BEGIN

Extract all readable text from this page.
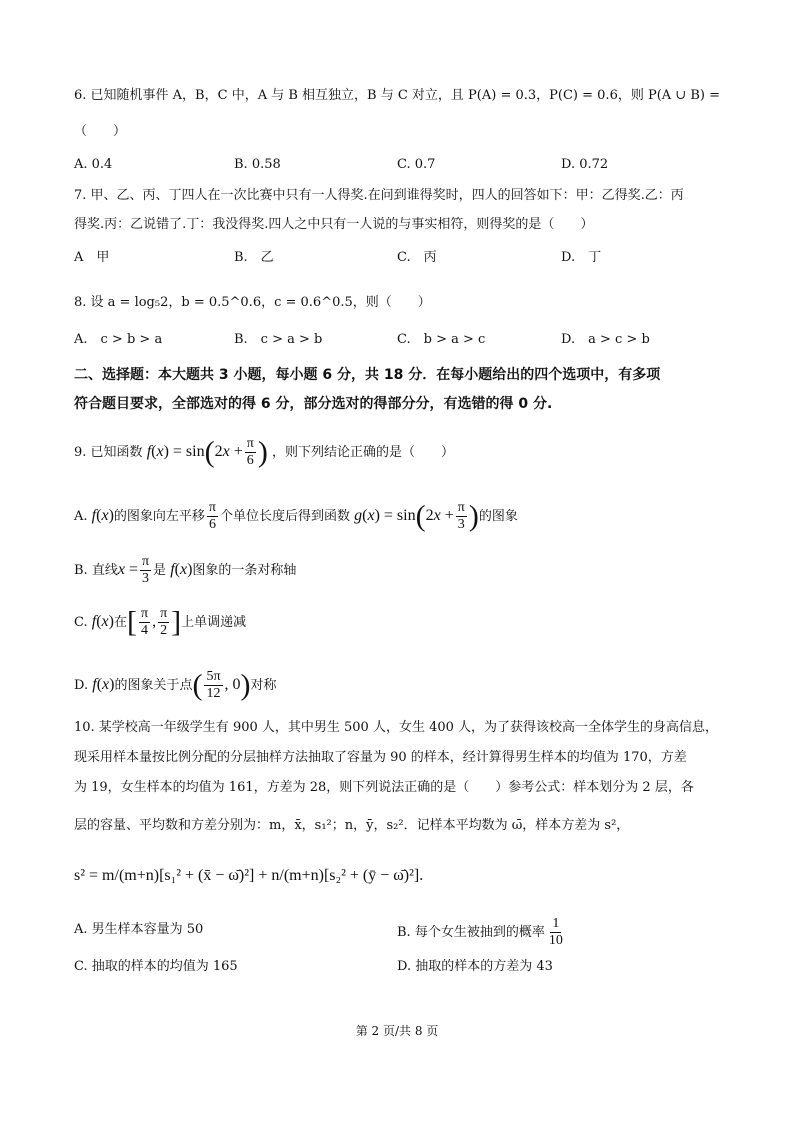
6. 已知随机事件 A，B，C 中，A 与 B 相互独立，B 与 C 对立，且 P(A) = 0.3，P(C) = 0.6，则 P(A ∪ B) =
（　　）
A. 0.4	B. 0.58	C. 0.7	D. 0.72
7. 甲、乙、丙、丁四人在一次比赛中只有一人得奖.在问到谁得奖时，四人的回答如下：甲：乙得奖.乙：丙
得奖.丙：乙说错了.丁：我没得奖.四人之中只有一人说的与事实相符，则得奖的是（　　）
A　甲	B.　乙	C.　丙	D.　丁
8. 设 a = log₅2，b = 0.5^0.6，c = 0.6^0.5，则（　　）
A.　c > b > a	B.　c > a > b	C.　b > a > c	D.　a > c > b
二、选择题：本大题共 3 小题，每小题 6 分，共 18 分．在每小题给出的四个选项中，有多项
符合题目要求，全部选对的得 6 分，部分选对的得部分分，有选错的得 0 分.
9. 已知函数 $f(x) = \sin(2x + \frac{\pi}{6}$ ) ，则下列结论正确的是（　　）
A. f(x)的图象向左平移 $\frac{\pi}{6}$ 个单位长度后得到函数 $g(x) = \sin(2x + \frac{\pi}{3}$ )的图象
B. 直线$x = \frac{\pi}{3}$ 是 f(x)图象的一条对称轴
C. f(x)在[ $\frac{\pi}{4}$ , $\frac{\pi}{2}$ ]上单调递减
D. f(x)的图象关于点( $\frac{5\pi}{12}$ , 0)对称
10. 某学校高一年级学生有 900 人，其中男生 500 人，女生 400 人，为了获得该校高一全体学生的身高信息，
现采用样本量按比例分配的分层抽样方法抽取了容量为 90 的样本，经计算得男生样本的均值为 170，方差
为 19，女生样本的均值为 161，方差为 28，则下列说法正确的是（　　）参考公式：样本划分为 2 层，各
层的容量、平均数和方差分别为：m，x̄，s₁²；n，ȳ，s₂²．记样本平均数为 ω̄，样本方差为 s²，
s² = m/(m+n)[s₁² + (x̄ − ω̄)²] + n/(m+n)[s₂² + (ȳ − ω̄)²].
A. 男生样本容量为 50	B. 每个女生被抽到的概率 $\frac{1}{10}$
C. 抽取的样本的均值为 165	D. 抽取的样本的方差为 43
第 2 页/共 8 页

END

- _Objective_
Your task is to transcribe all of the records precisely, with no images included.

- _Result of this task_
Extract all readable text from this page.
6. 已知随机事件 A，B，C 中，A 与 B 相互独立，B 与 C 对立，且 P(A) = 0.3，P(C) = 0.6，则 P(A ∪ B) =
（　　）
A. 0.4	B. 0.58	C. 0.7	D. 0.72
7. 甲、乙、丙、丁四人在一次比赛中只有一人得奖.在问到谁得奖时，四人的回答如下：甲：乙得奖.乙：丙
得奖.丙：乙说错了.丁：我没得奖.四人之中只有一人说的与事实相符，则得奖的是（　　）
A　甲	B.　乙	C.　丙	D.　丁
8. 设 a = log₅2，b = 0.5^0.6，c = 0.6^0.5，则（　　）
A.　c > b > a	B.　c > a > b	C.　b > a > c	D.　a > c > b
二、选择题：本大题共 3 小题，每小题 6 分，共 18 分．在每小题给出的四个选项中，有多项
符合题目要求，全部选对的得 6 分，部分选对的得部分分，有选错的得 0 分.
9. 已知函数 $f(x) = \sin(2x + \frac{\pi}{6}$ ) ，则下列结论正确的是（　　）
A. f(x)的图象向左平移 $\frac{\pi}{6}$ 个单位长度后得到函数 $g(x) = \sin(2x + \frac{\pi}{3}$ )的图象
B. 直线$x = \frac{\pi}{3}$ 是 f(x)图象的一条对称轴
C. f(x)在[ $\frac{\pi}{4}$ , $\frac{\pi}{2}$ ]上单调递减
D. f(x)的图象关于点( $\frac{5\pi}{12}$ , 0)对称
10. 某学校高一年级学生有 900 人，其中男生 500 人，女生 400 人，为了获得该校高一全体学生的身高信息，
现采用样本量按比例分配的分层抽样方法抽取了容量为 90 的样本，经计算得男生样本的均值为 170，方差
为 19，女生样本的均值为 161，方差为 28，则下列说法正确的是（　　）参考公式：样本划分为 2 层，各
层的容量、平均数和方差分别为：m，x̄，s₁²；n，ȳ，s₂²．记样本平均数为 ω̄，样本方差为 s²，
s² = m/(m+n)[s₁² + (x̄ − ω̄)²] + n/(m+n)[s₂² + (ȳ − ω̄)²].
A. 男生样本容量为 50	B. 每个女生被抽到的概率 $\frac{1}{10}$
C. 抽取的样本的均值为 165	D. 抽取的样本的方差为 43
第 2 页/共 8 页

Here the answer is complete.